# Data provided
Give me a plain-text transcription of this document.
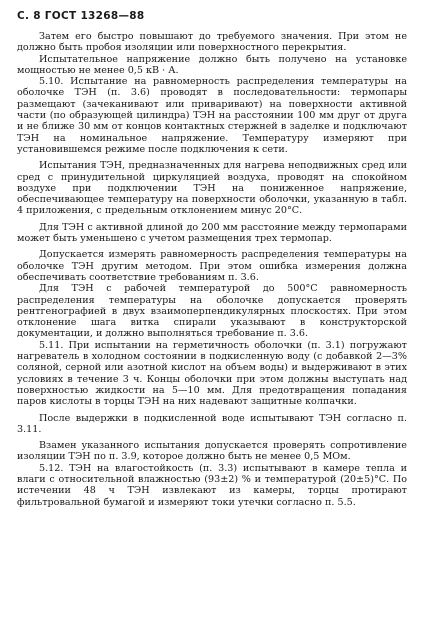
С. 8 ГОСТ 13268—88

Затем его быстро повышают до требуемого значения. При этом не должно быть пробоя изоляции или поверхностного перекрытия.

Испытательное напряжение должно быть получено на установке мощностью не менее 0,5 кВ · А.

5.10. Испытание на равномерность распределения температуры на оболочке ТЭН (п. 3.6) проводят в последовательности: термопары размещают (зачеканивают или приваривают) на поверхности активной части (по образующей цилиндра) ТЭН на расстоянии 100 мм друг от друга и не ближе 30 мм от концов контактных стержней в заделке и подключают ТЭН на номинальное напряжение. Температуру измеряют при установившемся режиме после подключения к сети.

Испытания ТЭН, предназначенных для нагрева неподвижных сред или сред с принудительной циркуляцией воздуха, проводят на спокойном воздухе при подключении ТЭН на пониженное напряжение, обеспечивающее температуру на поверхности оболочки, указанную в табл. 4 приложения, с предельным отклонением минус 20°С.

Для ТЭН с активной длиной до 200 мм расстояние между термопарами может быть уменьшено с учетом размещения трех термопар.

Допускается измерять равномерность распределения температуры на оболочке ТЭН другим методом. При этом ошибка измерения должна обеспечивать соответствие требованиям п. 3.6.

Для ТЭН с рабочей температурой до 500°С равномерность распределения температуры на оболочке допускается проверять рентгенографией в двух взаимоперпендикулярных плоскостях. При этом отклонение шага витка спирали указывают в конструкторской документации, и должно выполняться требование п. 3.6.

5.11. При испытании на герметичность оболочки (п. 3.1) погружают нагреватель в холодном состоянии в подкисленную воду (с добавкой 2—3% соляной, серной или азотной кислот на объем воды) и выдерживают в этих условиях в течение 3 ч. Концы оболочки при этом должны выступать над поверхностью жидкости на 5—10 мм. Для предотвращения попадания паров кислоты в торцы ТЭН на них надевают защитные колпачки.

После выдержки в подкисленной воде испытывают ТЭН согласно п. 3.11.

Взамен указанного испытания допускается проверять сопротивление изоляции ТЭН по п. 3.9, которое должно быть не менее 0,5 МОм.

5.12. ТЭН на влагостойкость (п. 3.3) испытывают в камере тепла и влаги с относительной влажностью (93±2) % и температурой (20±5)°С. По истечении 48 ч ТЭН извлекают из камеры, торцы протирают фильтровальной бумагой и измеряют токи утечки согласно п. 5.5.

# Prompt
Images in the records should not be copied. Repeat all the rest exactly.

# Response
Give me a plain-text transcription of this document.
С. 8 ГОСТ 13268—88

Затем его быстро повышают до требуемого значения. При этом не должно быть пробоя изоляции или поверхностного перекрытия.

Испытательное напряжение должно быть получено на установке мощностью не менее 0,5 кВ · А.

5.10. Испытание на равномерность распределения температуры на оболочке ТЭН (п. 3.6) проводят в последовательности: термопары размещают (зачеканивают или приваривают) на поверхности активной части (по образующей цилиндра) ТЭН на расстоянии 100 мм друг от друга и не ближе 30 мм от концов контактных стержней в заделке и подключают ТЭН на номинальное напряжение. Температуру измеряют при установившемся режиме после подключения к сети.

Испытания ТЭН, предназначенных для нагрева неподвижных сред или сред с принудительной циркуляцией воздуха, проводят на спокойном воздухе при подключении ТЭН на пониженное напряжение, обеспечивающее температуру на поверхности оболочки, указанную в табл. 4 приложения, с предельным отклонением минус 20°С.

Для ТЭН с активной длиной до 200 мм расстояние между термопарами может быть уменьшено с учетом размещения трех термопар.

Допускается измерять равномерность распределения температуры на оболочке ТЭН другим методом. При этом ошибка измерения должна обеспечивать соответствие требованиям п. 3.6.

Для ТЭН с рабочей температурой до 500°С равномерность распределения температуры на оболочке допускается проверять рентгенографией в двух взаимоперпендикулярных плоскостях. При этом отклонение шага витка спирали указывают в конструкторской документации, и должно выполняться требование п. 3.6.

5.11. При испытании на герметичность оболочки (п. 3.1) погружают нагреватель в холодном состоянии в подкисленную воду (с добавкой 2—3% соляной, серной или азотной кислот на объем воды) и выдерживают в этих условиях в течение 3 ч. Концы оболочки при этом должны выступать над поверхностью жидкости на 5—10 мм. Для предотвращения попадания паров кислоты в торцы ТЭН на них надевают защитные колпачки.

После выдержки в подкисленной воде испытывают ТЭН согласно п. 3.11.

Взамен указанного испытания допускается проверять сопротивление изоляции ТЭН по п. 3.9, которое должно быть не менее 0,5 МОм.

5.12. ТЭН на влагостойкость (п. 3.3) испытывают в камере тепла и влаги с относительной влажностью (93±2) % и температурой (20±5)°С. По истечении 48 ч ТЭН извлекают из камеры, торцы протирают фильтровальной бумагой и измеряют токи утечки согласно п. 5.5.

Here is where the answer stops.